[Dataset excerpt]
= = = = = = =

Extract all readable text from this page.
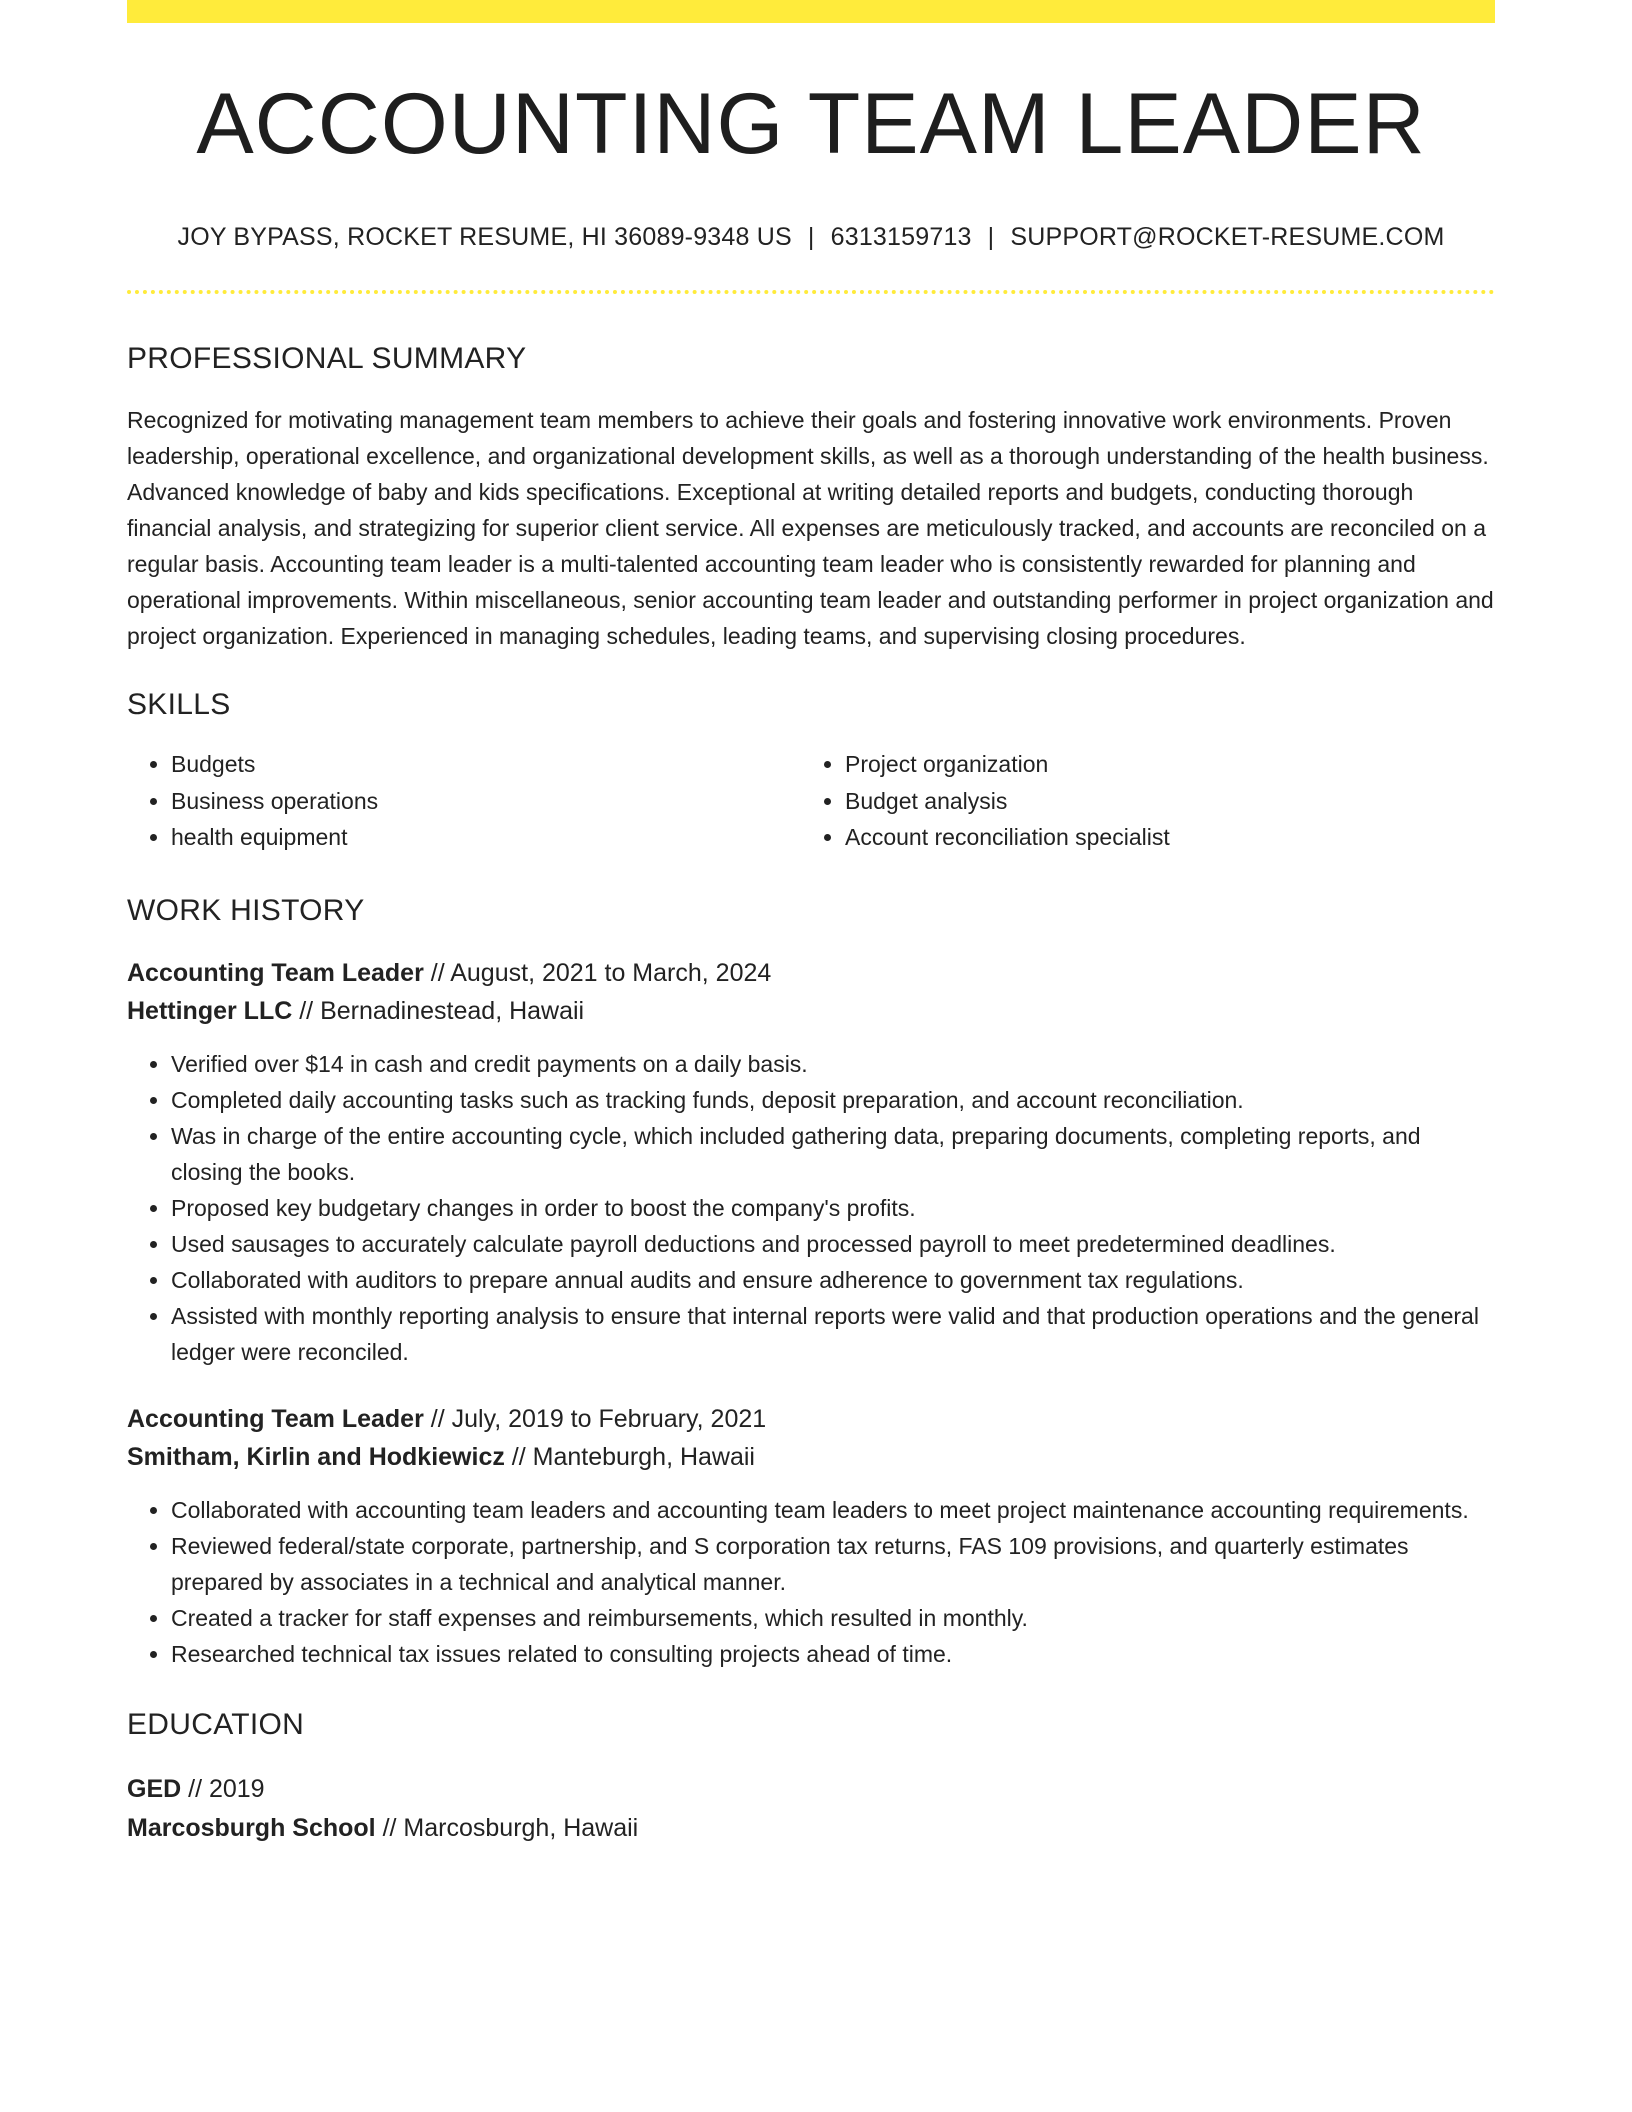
ACCOUNTING TEAM LEADER
JOY BYPASS, ROCKET RESUME, HI 36089-9348 US | 6313159713 | SUPPORT@ROCKET-RESUME.COM
PROFESSIONAL SUMMARY

Recognized for motivating management team members to achieve their goals and fostering innovative work environments. Proven leadership, operational excellence, and organizational development skills, as well as a thorough understanding of the health business. Advanced knowledge of baby and kids specifications. Exceptional at writing detailed reports and budgets, conducting thorough financial analysis, and strategizing for superior client service. All expenses are meticulously tracked, and accounts are reconciled on a regular basis. Accounting team leader is a multi-talented accounting team leader who is consistently rewarded for planning and operational improvements. Within miscellaneous, senior accounting team leader and outstanding performer in project organization and project organization. Experienced in managing schedules, leading teams, and supervising closing procedures.

SKILLS
• Budgets
• Business operations
• health equipment
• Project organization
• Budget analysis
• Account reconciliation specialist
WORK HISTORY
Accounting Team Leader // August, 2021 to March, 2024
Hettinger LLC // Bernadinestead, Hawaii
• Verified over $14 in cash and credit payments on a daily basis.
• Completed daily accounting tasks such as tracking funds, deposit preparation, and account reconciliation.
• Was in charge of the entire accounting cycle, which included gathering data, preparing documents, completing reports, and closing the books.
• Proposed key budgetary changes in order to boost the company's profits.
• Used sausages to accurately calculate payroll deductions and processed payroll to meet predetermined deadlines.
• Collaborated with auditors to prepare annual audits and ensure adherence to government tax regulations.
• Assisted with monthly reporting analysis to ensure that internal reports were valid and that production operations and the general ledger were reconciled.
Accounting Team Leader // July, 2019 to February, 2021
Smitham, Kirlin and Hodkiewicz // Manteburgh, Hawaii
• Collaborated with accounting team leaders and accounting team leaders to meet project maintenance accounting requirements.
• Reviewed federal/state corporate, partnership, and S corporation tax returns, FAS 109 provisions, and quarterly estimates prepared by associates in a technical and analytical manner.
• Created a tracker for staff expenses and reimbursements, which resulted in monthly.
• Researched technical tax issues related to consulting projects ahead of time.
EDUCATION
GED // 2019
Marcosburgh School // Marcosburgh, Hawaii
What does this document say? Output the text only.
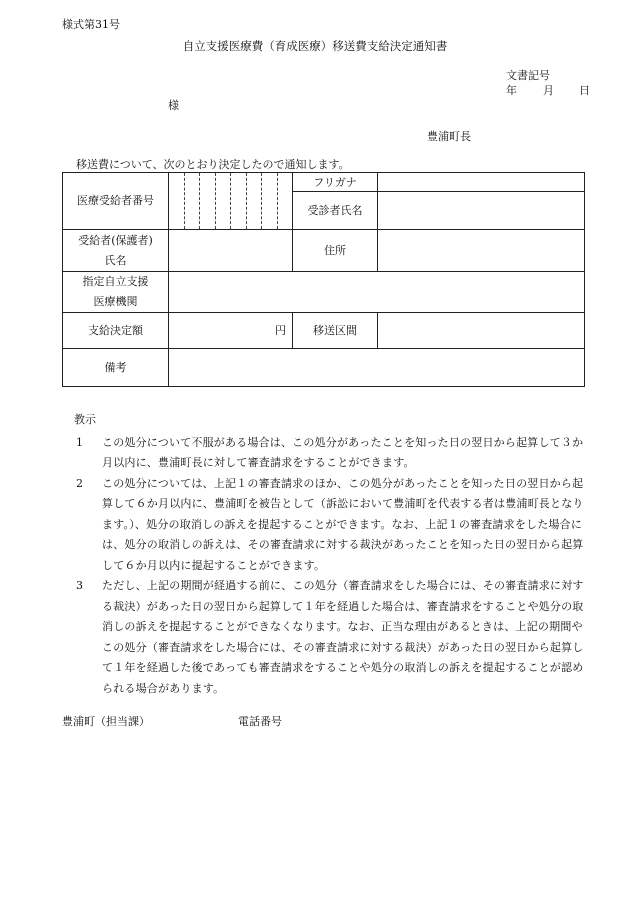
様式第31号
自立支援医療費（育成医療）移送費支給決定通知書
文書記号
年 月 日
様
豊浦町長
移送費について、次のとおり決定したので通知します。
医療受給者番号		フリガナ	
		受診者氏名	

受給者(保護者)
氏名		住所	

指定自立支援
医療機関			

支給決定額	円	移送区間	
備考			
教示
1	この処分について不服がある場合は、この処分があったことを知った日の翌日から起算して３か月以内に、豊浦町長に対して審査請求をすることができます。
2	この処分については、上記１の審査請求のほか、この処分があったことを知った日の翌日から起算して６か月以内に、豊浦町を被告として（訴訟において豊浦町を代表する者は豊浦町長となります。）、処分の取消しの訴えを提起することができます。なお、上記１の審査請求をした場合には、処分の取消しの訴えは、その審査請求に対する裁決があったことを知った日の翌日から起算して６か月以内に提起することができます。
3	ただし、上記の期間が経過する前に、この処分（審査請求をした場合には、その審査請求に対する裁決）があった日の翌日から起算して１年を経過した場合は、審査請求をすることや処分の取消しの訴えを提起することができなくなります。なお、正当な理由があるときは、上記の期間やこの処分（審査請求をした場合には、その審査請求に対する裁決）があった日の翌日から起算して１年を経過した後であっても審査請求をすることや処分の取消しの訴えを提起することが認められる場合があります。
豊浦町（担当課）	電話番号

= = = = = = =

▶ **TASK OBJECTIVE**
Set every line down exactly as written, leaving each picture out.

▶ **SOLUTION TO THE PROBLEM**
Extract all readable text from this page.
ACCOUNTING TEAM LEADER
JOY BYPASS, ROCKET RESUME, HI 36089-9348 US | 6313159713 | SUPPORT@ROCKET-RESUME.COM
PROFESSIONAL SUMMARY

Recognized for motivating management team members to achieve their goals and fostering innovative work environments. Proven leadership, operational excellence, and organizational development skills, as well as a thorough understanding of the health business. Advanced knowledge of baby and kids specifications. Exceptional at writing detailed reports and budgets, conducting thorough financial analysis, and strategizing for superior client service. All expenses are meticulously tracked, and accounts are reconciled on a regular basis. Accounting team leader is a multi-talented accounting team leader who is consistently rewarded for planning and operational improvements. Within miscellaneous, senior accounting team leader and outstanding performer in project organization and project organization. Experienced in managing schedules, leading teams, and supervising closing procedures.

SKILLS
• Budgets
• Business operations
• health equipment
• Project organization
• Budget analysis
• Account reconciliation specialist
WORK HISTORY
Accounting Team Leader // August, 2021 to March, 2024
Hettinger LLC // Bernadinestead, Hawaii
• Verified over $14 in cash and credit payments on a daily basis.
• Completed daily accounting tasks such as tracking funds, deposit preparation, and account reconciliation.
• Was in charge of the entire accounting cycle, which included gathering data, preparing documents, completing reports, and closing the books.
• Proposed key budgetary changes in order to boost the company's profits.
• Used sausages to accurately calculate payroll deductions and processed payroll to meet predetermined deadlines.
• Collaborated with auditors to prepare annual audits and ensure adherence to government tax regulations.
• Assisted with monthly reporting analysis to ensure that internal reports were valid and that production operations and the general ledger were reconciled.
Accounting Team Leader // July, 2019 to February, 2021
Smitham, Kirlin and Hodkiewicz // Manteburgh, Hawaii
• Collaborated with accounting team leaders and accounting team leaders to meet project maintenance accounting requirements.
• Reviewed federal/state corporate, partnership, and S corporation tax returns, FAS 109 provisions, and quarterly estimates prepared by associates in a technical and analytical manner.
• Created a tracker for staff expenses and reimbursements, which resulted in monthly.
• Researched technical tax issues related to consulting projects ahead of time.
EDUCATION
GED // 2019
Marcosburgh School // Marcosburgh, Hawaii
What does this document say? Output the text only.
様式第31号
自立支援医療費（育成医療）移送費支給決定通知書
文書記号
年 月 日
様
豊浦町長
移送費について、次のとおり決定したので通知します。
医療受給者番号		フリガナ	
		受診者氏名	

受給者(保護者)
氏名		住所	

指定自立支援
医療機関			

支給決定額	円	移送区間	
備考			
教示
1	この処分について不服がある場合は、この処分があったことを知った日の翌日から起算して３か月以内に、豊浦町長に対して審査請求をすることができます。
2	この処分については、上記１の審査請求のほか、この処分があったことを知った日の翌日から起算して６か月以内に、豊浦町を被告として（訴訟において豊浦町を代表する者は豊浦町長となります。）、処分の取消しの訴えを提起することができます。なお、上記１の審査請求をした場合には、処分の取消しの訴えは、その審査請求に対する裁決があったことを知った日の翌日から起算して６か月以内に提起することができます。
3	ただし、上記の期間が経過する前に、この処分（審査請求をした場合には、その審査請求に対する裁決）があった日の翌日から起算して１年を経過した場合は、審査請求をすることや処分の取消しの訴えを提起することができなくなります。なお、正当な理由があるときは、上記の期間やこの処分（審査請求をした場合には、その審査請求に対する裁決）があった日の翌日から起算して１年を経過した後であっても審査請求をすることや処分の取消しの訴えを提起することが認められる場合があります。
豊浦町（担当課）	電話番号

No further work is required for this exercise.